▶ [Task directions]: Find the lines holding the string "Converted" in the data, then copy all of them.

▶ [Records for processing]:
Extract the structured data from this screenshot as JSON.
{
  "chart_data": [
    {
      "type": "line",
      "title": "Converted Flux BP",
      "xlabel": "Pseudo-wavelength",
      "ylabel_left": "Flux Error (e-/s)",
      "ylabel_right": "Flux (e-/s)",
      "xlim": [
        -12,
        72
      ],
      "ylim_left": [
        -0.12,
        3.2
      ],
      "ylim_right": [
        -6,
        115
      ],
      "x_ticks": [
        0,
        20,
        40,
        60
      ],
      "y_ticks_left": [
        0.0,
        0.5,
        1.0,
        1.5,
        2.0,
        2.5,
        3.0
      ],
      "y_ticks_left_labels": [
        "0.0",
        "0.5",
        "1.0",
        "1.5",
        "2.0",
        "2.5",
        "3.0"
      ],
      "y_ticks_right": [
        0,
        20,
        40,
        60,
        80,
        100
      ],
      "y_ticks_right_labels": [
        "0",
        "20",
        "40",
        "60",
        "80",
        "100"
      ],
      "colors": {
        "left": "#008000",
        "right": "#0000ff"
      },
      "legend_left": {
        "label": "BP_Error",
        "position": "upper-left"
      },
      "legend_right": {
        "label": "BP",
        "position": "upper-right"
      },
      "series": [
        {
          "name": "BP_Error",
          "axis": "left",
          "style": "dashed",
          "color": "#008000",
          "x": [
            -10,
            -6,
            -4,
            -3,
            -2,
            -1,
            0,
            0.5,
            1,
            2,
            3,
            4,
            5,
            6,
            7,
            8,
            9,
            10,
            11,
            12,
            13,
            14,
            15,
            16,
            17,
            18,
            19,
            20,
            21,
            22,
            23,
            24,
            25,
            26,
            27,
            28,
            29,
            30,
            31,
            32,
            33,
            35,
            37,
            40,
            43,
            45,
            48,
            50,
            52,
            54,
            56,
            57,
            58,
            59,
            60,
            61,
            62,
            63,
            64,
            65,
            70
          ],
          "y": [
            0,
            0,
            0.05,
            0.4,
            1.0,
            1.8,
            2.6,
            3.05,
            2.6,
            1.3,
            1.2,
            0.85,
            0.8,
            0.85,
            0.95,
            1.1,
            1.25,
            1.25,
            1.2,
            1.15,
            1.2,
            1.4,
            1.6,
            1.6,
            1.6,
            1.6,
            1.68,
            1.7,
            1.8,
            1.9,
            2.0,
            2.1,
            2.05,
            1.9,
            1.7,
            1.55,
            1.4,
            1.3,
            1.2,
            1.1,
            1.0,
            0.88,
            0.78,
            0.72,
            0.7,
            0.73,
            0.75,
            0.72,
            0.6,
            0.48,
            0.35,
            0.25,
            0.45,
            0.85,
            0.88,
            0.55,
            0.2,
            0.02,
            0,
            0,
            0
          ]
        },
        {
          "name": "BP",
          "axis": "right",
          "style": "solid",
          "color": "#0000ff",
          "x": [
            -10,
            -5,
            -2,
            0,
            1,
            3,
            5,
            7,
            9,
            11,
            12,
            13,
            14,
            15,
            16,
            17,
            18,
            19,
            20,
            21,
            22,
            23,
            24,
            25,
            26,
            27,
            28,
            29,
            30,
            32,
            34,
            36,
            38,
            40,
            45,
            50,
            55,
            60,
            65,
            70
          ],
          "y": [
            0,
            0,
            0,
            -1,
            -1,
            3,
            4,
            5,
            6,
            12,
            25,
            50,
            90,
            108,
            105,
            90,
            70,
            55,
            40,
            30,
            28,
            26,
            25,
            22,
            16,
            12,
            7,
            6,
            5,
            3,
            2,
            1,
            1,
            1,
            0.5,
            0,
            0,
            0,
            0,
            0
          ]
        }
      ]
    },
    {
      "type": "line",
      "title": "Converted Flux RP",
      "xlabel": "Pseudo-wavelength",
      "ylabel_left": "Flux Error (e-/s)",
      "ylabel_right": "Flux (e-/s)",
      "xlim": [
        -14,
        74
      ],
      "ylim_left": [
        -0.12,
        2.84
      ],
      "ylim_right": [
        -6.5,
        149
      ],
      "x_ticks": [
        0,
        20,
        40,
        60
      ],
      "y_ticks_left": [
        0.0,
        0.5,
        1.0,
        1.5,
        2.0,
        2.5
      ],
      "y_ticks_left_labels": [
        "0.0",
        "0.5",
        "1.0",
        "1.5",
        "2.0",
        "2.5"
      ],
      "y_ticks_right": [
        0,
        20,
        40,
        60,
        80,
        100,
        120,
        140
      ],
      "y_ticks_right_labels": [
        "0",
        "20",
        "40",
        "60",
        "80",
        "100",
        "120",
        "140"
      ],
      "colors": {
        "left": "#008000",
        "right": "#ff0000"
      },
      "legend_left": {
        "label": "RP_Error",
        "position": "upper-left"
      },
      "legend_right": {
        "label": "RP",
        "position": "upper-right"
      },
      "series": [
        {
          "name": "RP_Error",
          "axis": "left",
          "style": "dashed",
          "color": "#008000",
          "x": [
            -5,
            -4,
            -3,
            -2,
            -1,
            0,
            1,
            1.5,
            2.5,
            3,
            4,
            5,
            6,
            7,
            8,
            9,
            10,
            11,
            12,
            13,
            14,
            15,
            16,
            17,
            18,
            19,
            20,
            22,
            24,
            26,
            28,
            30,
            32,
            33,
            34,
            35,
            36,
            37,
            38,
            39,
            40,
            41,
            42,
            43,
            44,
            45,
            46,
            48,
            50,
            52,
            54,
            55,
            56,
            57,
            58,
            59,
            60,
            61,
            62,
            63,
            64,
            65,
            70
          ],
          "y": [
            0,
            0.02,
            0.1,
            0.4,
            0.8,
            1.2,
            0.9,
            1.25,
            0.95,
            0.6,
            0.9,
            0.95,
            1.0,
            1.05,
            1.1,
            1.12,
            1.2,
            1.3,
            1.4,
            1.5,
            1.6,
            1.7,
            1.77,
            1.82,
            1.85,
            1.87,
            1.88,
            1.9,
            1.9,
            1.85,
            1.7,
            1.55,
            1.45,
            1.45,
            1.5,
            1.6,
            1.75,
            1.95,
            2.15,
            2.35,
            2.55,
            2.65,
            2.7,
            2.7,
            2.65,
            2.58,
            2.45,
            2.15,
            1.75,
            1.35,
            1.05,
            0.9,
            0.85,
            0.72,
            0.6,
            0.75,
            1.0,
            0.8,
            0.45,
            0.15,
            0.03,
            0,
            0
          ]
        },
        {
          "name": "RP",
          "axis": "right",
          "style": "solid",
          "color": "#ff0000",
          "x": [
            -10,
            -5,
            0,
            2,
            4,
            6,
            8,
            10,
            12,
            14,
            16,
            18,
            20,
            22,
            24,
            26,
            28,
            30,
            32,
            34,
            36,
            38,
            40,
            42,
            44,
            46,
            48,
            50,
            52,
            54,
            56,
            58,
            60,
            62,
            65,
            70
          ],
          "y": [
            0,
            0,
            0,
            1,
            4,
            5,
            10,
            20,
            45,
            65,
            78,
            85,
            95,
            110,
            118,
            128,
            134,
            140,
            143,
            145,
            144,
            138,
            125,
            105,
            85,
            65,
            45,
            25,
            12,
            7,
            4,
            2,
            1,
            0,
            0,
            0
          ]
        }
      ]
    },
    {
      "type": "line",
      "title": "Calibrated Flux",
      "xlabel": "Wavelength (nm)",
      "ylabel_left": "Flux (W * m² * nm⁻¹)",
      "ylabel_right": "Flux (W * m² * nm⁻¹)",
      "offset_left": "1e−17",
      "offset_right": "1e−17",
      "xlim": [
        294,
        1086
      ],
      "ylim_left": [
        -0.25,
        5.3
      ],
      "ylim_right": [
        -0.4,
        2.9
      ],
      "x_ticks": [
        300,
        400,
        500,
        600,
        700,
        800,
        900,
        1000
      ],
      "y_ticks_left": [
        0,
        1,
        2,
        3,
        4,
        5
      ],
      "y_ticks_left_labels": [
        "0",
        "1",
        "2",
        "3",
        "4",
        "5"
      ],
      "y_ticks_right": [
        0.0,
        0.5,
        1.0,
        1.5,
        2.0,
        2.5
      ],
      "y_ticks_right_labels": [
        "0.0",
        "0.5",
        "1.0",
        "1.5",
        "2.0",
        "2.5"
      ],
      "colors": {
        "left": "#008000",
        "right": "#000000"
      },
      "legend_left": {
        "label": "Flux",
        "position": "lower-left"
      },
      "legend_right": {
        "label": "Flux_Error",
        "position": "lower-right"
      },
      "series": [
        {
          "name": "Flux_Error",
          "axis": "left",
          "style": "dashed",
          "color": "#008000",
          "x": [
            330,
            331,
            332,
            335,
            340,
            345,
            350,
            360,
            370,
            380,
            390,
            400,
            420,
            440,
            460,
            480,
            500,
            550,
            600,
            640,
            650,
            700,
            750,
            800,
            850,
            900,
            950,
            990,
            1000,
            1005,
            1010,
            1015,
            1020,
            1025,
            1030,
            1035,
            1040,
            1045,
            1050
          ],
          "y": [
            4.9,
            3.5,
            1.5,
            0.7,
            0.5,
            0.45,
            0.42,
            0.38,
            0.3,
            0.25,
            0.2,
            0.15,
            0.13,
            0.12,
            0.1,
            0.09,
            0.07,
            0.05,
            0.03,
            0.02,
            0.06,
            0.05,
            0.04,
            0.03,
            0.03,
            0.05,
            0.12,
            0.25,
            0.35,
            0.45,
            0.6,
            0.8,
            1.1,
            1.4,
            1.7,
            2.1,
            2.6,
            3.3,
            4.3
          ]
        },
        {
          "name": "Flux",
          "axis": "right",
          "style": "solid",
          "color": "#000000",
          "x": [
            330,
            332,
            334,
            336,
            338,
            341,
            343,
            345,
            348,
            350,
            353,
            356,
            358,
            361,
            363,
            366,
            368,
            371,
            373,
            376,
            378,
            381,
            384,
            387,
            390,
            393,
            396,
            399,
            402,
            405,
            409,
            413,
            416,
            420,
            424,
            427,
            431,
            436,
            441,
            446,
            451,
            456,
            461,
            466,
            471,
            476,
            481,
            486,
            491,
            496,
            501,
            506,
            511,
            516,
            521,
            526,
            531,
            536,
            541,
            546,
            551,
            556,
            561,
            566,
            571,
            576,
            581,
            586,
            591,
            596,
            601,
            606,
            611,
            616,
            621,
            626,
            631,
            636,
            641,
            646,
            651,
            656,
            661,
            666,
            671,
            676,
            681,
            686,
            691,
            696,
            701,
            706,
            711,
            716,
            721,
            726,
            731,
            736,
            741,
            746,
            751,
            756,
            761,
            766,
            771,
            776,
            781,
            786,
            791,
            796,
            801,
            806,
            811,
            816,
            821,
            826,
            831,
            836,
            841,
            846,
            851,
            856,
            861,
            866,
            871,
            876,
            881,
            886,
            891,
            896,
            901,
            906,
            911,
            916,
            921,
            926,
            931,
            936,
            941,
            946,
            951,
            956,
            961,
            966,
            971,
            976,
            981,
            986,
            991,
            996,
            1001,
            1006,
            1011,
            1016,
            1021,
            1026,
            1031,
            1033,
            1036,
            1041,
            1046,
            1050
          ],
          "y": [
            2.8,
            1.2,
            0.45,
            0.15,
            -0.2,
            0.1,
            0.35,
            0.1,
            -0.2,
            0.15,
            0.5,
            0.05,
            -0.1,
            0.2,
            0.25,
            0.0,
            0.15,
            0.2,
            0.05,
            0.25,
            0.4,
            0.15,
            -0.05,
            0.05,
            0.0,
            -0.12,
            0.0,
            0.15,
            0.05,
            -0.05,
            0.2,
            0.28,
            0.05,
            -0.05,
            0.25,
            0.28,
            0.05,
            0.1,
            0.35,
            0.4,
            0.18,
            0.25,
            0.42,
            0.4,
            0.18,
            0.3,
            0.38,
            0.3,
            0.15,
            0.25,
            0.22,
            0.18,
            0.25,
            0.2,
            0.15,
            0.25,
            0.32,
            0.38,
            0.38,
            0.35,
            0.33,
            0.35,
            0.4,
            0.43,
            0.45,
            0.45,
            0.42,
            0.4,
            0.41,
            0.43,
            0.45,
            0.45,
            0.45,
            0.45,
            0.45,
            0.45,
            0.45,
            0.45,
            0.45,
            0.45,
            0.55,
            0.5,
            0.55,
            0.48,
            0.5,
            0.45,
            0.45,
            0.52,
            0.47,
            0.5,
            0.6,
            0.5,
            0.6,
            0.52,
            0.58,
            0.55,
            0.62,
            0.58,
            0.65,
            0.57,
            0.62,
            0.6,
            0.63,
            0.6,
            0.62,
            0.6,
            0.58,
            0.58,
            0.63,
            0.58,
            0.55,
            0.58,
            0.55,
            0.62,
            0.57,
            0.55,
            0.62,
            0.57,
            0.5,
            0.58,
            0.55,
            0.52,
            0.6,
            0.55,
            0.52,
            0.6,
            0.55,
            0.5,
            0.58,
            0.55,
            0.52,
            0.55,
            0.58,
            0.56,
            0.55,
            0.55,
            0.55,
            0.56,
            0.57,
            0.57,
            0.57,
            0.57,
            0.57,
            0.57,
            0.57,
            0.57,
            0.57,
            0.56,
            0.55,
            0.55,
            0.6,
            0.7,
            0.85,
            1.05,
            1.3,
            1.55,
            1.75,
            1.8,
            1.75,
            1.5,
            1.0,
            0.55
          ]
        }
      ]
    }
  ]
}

▶ [Exercise response]:
      "title": "Converted Flux BP",
      "title": "Converted Flux RP",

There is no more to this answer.